# Stated problem:
Print out the material that follows word for word.

# Provided data:
# # #

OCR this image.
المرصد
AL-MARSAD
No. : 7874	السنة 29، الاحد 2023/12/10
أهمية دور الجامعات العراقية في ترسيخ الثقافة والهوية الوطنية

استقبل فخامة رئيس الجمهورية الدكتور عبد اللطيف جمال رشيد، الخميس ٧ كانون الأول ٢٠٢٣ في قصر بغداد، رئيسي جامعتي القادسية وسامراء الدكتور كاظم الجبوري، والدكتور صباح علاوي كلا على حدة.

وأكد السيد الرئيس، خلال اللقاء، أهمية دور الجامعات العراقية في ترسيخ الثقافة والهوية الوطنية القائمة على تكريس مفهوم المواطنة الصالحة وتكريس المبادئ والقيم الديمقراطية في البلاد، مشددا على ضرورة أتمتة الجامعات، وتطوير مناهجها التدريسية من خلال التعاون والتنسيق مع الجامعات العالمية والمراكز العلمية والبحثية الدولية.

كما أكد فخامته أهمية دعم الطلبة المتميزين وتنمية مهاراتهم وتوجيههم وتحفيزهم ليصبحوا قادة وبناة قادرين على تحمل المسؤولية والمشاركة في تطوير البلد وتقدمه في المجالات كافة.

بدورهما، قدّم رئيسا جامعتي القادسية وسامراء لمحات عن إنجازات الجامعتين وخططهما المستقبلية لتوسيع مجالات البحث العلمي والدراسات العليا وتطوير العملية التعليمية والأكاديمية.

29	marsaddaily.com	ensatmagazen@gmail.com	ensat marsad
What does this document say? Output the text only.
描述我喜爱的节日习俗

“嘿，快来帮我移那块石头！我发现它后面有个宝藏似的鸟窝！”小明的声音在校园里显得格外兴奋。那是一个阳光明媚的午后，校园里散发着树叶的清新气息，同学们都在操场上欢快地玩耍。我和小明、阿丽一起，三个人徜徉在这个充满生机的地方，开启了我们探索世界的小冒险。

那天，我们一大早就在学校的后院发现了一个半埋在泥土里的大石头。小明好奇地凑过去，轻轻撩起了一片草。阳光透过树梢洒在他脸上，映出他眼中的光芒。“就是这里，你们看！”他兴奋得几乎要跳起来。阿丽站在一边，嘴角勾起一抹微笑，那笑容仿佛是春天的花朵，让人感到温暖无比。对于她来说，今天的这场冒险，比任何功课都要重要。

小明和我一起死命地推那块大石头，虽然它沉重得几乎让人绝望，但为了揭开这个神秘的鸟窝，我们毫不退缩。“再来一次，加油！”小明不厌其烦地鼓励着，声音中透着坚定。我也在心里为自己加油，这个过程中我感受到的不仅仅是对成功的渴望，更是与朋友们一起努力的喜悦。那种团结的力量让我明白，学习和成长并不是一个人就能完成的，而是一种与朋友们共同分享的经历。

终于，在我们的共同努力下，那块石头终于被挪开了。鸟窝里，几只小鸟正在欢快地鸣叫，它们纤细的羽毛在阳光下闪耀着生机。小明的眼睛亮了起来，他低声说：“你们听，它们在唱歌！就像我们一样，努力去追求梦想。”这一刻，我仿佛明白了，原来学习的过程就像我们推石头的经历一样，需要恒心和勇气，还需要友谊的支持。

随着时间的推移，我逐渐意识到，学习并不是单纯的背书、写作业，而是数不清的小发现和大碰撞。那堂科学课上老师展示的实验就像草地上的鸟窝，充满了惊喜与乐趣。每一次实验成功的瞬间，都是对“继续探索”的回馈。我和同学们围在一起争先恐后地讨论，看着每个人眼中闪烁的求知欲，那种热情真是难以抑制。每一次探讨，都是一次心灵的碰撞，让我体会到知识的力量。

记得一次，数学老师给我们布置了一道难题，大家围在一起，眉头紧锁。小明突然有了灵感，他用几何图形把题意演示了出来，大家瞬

# # #

# Exercise output:
OCR this image.
المرصد
AL-MARSAD
No. : 7874	السنة 29، الاحد 2023/12/10
أهمية دور الجامعات العراقية في ترسيخ الثقافة والهوية الوطنية

استقبل فخامة رئيس الجمهورية الدكتور عبد اللطيف جمال رشيد، الخميس ٧ كانون الأول ٢٠٢٣ في قصر بغداد، رئيسي جامعتي القادسية وسامراء الدكتور كاظم الجبوري، والدكتور صباح علاوي كلا على حدة.

وأكد السيد الرئيس، خلال اللقاء، أهمية دور الجامعات العراقية في ترسيخ الثقافة والهوية الوطنية القائمة على تكريس مفهوم المواطنة الصالحة وتكريس المبادئ والقيم الديمقراطية في البلاد، مشددا على ضرورة أتمتة الجامعات، وتطوير مناهجها التدريسية من خلال التعاون والتنسيق مع الجامعات العالمية والمراكز العلمية والبحثية الدولية.

كما أكد فخامته أهمية دعم الطلبة المتميزين وتنمية مهاراتهم وتوجيههم وتحفيزهم ليصبحوا قادة وبناة قادرين على تحمل المسؤولية والمشاركة في تطوير البلد وتقدمه في المجالات كافة.

بدورهما، قدّم رئيسا جامعتي القادسية وسامراء لمحات عن إنجازات الجامعتين وخططهما المستقبلية لتوسيع مجالات البحث العلمي والدراسات العليا وتطوير العملية التعليمية والأكاديمية.

29	marsaddaily.com	ensatmagazen@gmail.com	ensat marsad
What does this document say? Output the text only.
描述我喜爱的节日习俗

“嘿，快来帮我移那块石头！我发现它后面有个宝藏似的鸟窝！”小明的声音在校园里显得格外兴奋。那是一个阳光明媚的午后，校园里散发着树叶的清新气息，同学们都在操场上欢快地玩耍。我和小明、阿丽一起，三个人徜徉在这个充满生机的地方，开启了我们探索世界的小冒险。

那天，我们一大早就在学校的后院发现了一个半埋在泥土里的大石头。小明好奇地凑过去，轻轻撩起了一片草。阳光透过树梢洒在他脸上，映出他眼中的光芒。“就是这里，你们看！”他兴奋得几乎要跳起来。阿丽站在一边，嘴角勾起一抹微笑，那笑容仿佛是春天的花朵，让人感到温暖无比。对于她来说，今天的这场冒险，比任何功课都要重要。

小明和我一起死命地推那块大石头，虽然它沉重得几乎让人绝望，但为了揭开这个神秘的鸟窝，我们毫不退缩。“再来一次，加油！”小明不厌其烦地鼓励着，声音中透着坚定。我也在心里为自己加油，这个过程中我感受到的不仅仅是对成功的渴望，更是与朋友们一起努力的喜悦。那种团结的力量让我明白，学习和成长并不是一个人就能完成的，而是一种与朋友们共同分享的经历。

终于，在我们的共同努力下，那块石头终于被挪开了。鸟窝里，几只小鸟正在欢快地鸣叫，它们纤细的羽毛在阳光下闪耀着生机。小明的眼睛亮了起来，他低声说：“你们听，它们在唱歌！就像我们一样，努力去追求梦想。”这一刻，我仿佛明白了，原来学习的过程就像我们推石头的经历一样，需要恒心和勇气，还需要友谊的支持。

随着时间的推移，我逐渐意识到，学习并不是单纯的背书、写作业，而是数不清的小发现和大碰撞。那堂科学课上老师展示的实验就像草地上的鸟窝，充满了惊喜与乐趣。每一次实验成功的瞬间，都是对“继续探索”的回馈。我和同学们围在一起争先恐后地讨论，看着每个人眼中闪烁的求知欲，那种热情真是难以抑制。每一次探讨，都是一次心灵的碰撞，让我体会到知识的力量。

记得一次，数学老师给我们布置了一道难题，大家围在一起，眉头紧锁。小明突然有了灵感，他用几何图形把题意演示了出来，大家瞬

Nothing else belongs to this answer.